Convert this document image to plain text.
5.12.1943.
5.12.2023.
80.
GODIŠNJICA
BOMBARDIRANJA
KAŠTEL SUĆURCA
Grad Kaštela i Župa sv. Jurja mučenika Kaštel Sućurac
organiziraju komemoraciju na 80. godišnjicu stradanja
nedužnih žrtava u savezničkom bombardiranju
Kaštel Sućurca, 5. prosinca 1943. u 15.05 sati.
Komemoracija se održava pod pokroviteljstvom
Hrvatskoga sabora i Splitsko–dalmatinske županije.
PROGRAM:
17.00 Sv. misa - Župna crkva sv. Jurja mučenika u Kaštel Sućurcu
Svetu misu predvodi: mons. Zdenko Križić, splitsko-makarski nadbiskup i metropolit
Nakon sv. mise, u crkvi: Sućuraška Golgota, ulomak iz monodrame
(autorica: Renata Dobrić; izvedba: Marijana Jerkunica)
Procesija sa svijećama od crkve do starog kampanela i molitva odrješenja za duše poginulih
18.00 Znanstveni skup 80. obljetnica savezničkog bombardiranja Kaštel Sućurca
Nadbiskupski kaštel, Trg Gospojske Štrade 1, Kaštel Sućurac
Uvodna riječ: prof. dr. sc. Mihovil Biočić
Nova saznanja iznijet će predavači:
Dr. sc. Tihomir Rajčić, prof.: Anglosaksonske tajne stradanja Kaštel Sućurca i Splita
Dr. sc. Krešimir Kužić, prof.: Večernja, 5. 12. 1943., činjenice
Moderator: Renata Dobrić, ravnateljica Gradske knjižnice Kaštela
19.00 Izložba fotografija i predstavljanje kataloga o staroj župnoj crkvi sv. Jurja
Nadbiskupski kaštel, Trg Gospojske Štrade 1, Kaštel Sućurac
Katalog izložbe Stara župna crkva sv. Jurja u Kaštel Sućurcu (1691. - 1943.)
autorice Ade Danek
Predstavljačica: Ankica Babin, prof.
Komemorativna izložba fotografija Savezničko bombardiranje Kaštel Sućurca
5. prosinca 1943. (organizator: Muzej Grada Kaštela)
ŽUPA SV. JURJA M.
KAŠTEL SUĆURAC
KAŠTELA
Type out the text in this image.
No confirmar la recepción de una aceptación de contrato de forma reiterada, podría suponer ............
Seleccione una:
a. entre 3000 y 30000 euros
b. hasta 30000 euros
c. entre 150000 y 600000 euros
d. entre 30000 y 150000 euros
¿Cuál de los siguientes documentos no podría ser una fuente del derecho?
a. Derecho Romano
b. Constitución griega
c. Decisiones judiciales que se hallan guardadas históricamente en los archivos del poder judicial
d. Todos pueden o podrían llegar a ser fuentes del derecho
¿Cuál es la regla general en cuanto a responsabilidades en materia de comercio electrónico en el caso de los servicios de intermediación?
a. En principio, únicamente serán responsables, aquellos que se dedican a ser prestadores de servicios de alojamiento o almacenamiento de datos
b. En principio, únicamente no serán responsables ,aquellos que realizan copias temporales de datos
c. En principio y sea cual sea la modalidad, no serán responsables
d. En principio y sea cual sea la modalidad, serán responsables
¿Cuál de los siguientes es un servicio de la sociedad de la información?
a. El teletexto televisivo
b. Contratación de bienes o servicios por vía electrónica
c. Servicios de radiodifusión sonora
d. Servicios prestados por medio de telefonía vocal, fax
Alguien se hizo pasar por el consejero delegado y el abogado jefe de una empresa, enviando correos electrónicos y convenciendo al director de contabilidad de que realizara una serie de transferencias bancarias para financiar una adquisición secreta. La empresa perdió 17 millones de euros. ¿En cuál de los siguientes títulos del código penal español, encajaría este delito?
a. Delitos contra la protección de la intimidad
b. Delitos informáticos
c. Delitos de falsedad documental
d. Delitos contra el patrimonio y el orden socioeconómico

========================

### REQUIREMENT
In the records above, locate every line with the string "entre" and copy it.

### ANSWER BELOW
a. entre 3000 y 30000 euros
c. entre 150000 y 600000 euros
d. entre 30000 y 150000 euros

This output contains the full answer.